-- Begin Excerpted data --
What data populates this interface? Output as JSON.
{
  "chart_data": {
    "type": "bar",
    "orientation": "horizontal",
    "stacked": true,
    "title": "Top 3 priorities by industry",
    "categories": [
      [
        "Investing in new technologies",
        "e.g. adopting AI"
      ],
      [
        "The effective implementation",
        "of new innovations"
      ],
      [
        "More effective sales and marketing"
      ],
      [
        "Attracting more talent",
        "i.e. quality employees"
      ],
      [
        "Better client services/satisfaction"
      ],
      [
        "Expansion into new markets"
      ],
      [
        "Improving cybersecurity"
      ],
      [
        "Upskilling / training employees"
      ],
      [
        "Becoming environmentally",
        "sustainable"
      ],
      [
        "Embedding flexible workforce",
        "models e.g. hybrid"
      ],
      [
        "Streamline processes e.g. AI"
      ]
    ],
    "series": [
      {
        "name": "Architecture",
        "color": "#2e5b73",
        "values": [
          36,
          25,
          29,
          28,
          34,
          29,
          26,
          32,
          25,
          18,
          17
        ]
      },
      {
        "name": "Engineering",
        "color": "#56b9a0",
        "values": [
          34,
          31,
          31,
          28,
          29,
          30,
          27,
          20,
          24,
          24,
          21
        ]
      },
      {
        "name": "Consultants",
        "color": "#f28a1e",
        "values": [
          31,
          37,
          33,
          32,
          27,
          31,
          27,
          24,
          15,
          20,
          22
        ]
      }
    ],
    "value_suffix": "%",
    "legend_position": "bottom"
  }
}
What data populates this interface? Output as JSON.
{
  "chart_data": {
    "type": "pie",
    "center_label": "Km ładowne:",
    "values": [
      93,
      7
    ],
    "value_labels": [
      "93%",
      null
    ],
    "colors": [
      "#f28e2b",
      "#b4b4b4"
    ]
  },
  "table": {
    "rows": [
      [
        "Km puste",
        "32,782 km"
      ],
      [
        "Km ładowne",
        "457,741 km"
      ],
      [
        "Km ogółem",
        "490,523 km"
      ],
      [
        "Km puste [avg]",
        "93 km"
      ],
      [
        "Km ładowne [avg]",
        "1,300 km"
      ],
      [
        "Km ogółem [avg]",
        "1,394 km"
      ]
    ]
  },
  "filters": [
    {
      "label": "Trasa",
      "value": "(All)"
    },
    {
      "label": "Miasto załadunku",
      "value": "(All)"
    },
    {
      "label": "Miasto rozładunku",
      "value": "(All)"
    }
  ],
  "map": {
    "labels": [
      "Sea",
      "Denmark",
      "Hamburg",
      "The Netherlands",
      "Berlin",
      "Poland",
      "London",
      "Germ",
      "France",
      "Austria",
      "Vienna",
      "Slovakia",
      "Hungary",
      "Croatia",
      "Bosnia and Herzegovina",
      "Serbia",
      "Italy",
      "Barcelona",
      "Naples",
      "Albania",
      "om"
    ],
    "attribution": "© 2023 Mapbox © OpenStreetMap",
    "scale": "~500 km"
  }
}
-- End Excerpted data --
- [Stated problem] Faithfully copy every entry, leaving nothing out.

- [The answer]
What data populates this interface? Output as JSON.
{
  "chart_data": {
    "type": "bar",
    "orientation": "horizontal",
    "stacked": true,
    "title": "Top 3 priorities by industry",
    "categories": [
      [
        "Investing in new technologies",
        "e.g. adopting AI"
      ],
      [
        "The effective implementation",
        "of new innovations"
      ],
      [
        "More effective sales and marketing"
      ],
      [
        "Attracting more talent",
        "i.e. quality employees"
      ],
      [
        "Better client services/satisfaction"
      ],
      [
        "Expansion into new markets"
      ],
      [
        "Improving cybersecurity"
      ],
      [
        "Upskilling / training employees"
      ],
      [
        "Becoming environmentally",
        "sustainable"
      ],
      [
        "Embedding flexible workforce",
        "models e.g. hybrid"
      ],
      [
        "Streamline processes e.g. AI"
      ]
    ],
    "series": [
      {
        "name": "Architecture",
        "color": "#2e5b73",
        "values": [
          36,
          25,
          29,
          28,
          34,
          29,
          26,
          32,
          25,
          18,
          17
        ]
      },
      {
        "name": "Engineering",
        "color": "#56b9a0",
        "values": [
          34,
          31,
          31,
          28,
          29,
          30,
          27,
          20,
          24,
          24,
          21
        ]
      },
      {
        "name": "Consultants",
        "color": "#f28a1e",
        "values": [
          31,
          37,
          33,
          32,
          27,
          31,
          27,
          24,
          15,
          20,
          22
        ]
      }
    ],
    "value_suffix": "%",
    "legend_position": "bottom"
  }
}
What data populates this interface? Output as JSON.
{
  "chart_data": {
    "type": "pie",
    "center_label": "Km ładowne:",
    "values": [
      93,
      7
    ],
    "value_labels": [
      "93%",
      null
    ],
    "colors": [
      "#f28e2b",
      "#b4b4b4"
    ]
  },
  "table": {
    "rows": [
      [
        "Km puste",
        "32,782 km"
      ],
      [
        "Km ładowne",
        "457,741 km"
      ],
      [
        "Km ogółem",
        "490,523 km"
      ],
      [
        "Km puste [avg]",
        "93 km"
      ],
      [
        "Km ładowne [avg]",
        "1,300 km"
      ],
      [
        "Km ogółem [avg]",
        "1,394 km"
      ]
    ]
  },
  "filters": [
    {
      "label": "Trasa",
      "value": "(All)"
    },
    {
      "label": "Miasto załadunku",
      "value": "(All)"
    },
    {
      "label": "Miasto rozładunku",
      "value": "(All)"
    }
  ],
  "map": {
    "labels": [
      "Sea",
      "Denmark",
      "Hamburg",
      "The Netherlands",
      "Berlin",
      "Poland",
      "London",
      "Germ",
      "France",
      "Austria",
      "Vienna",
      "Slovakia",
      "Hungary",
      "Croatia",
      "Bosnia and Herzegovina",
      "Serbia",
      "Italy",
      "Barcelona",
      "Naples",
      "Albania",
      "om"
    ],
    "attribution": "© 2023 Mapbox © OpenStreetMap",
    "scale": "~500 km"
  }
}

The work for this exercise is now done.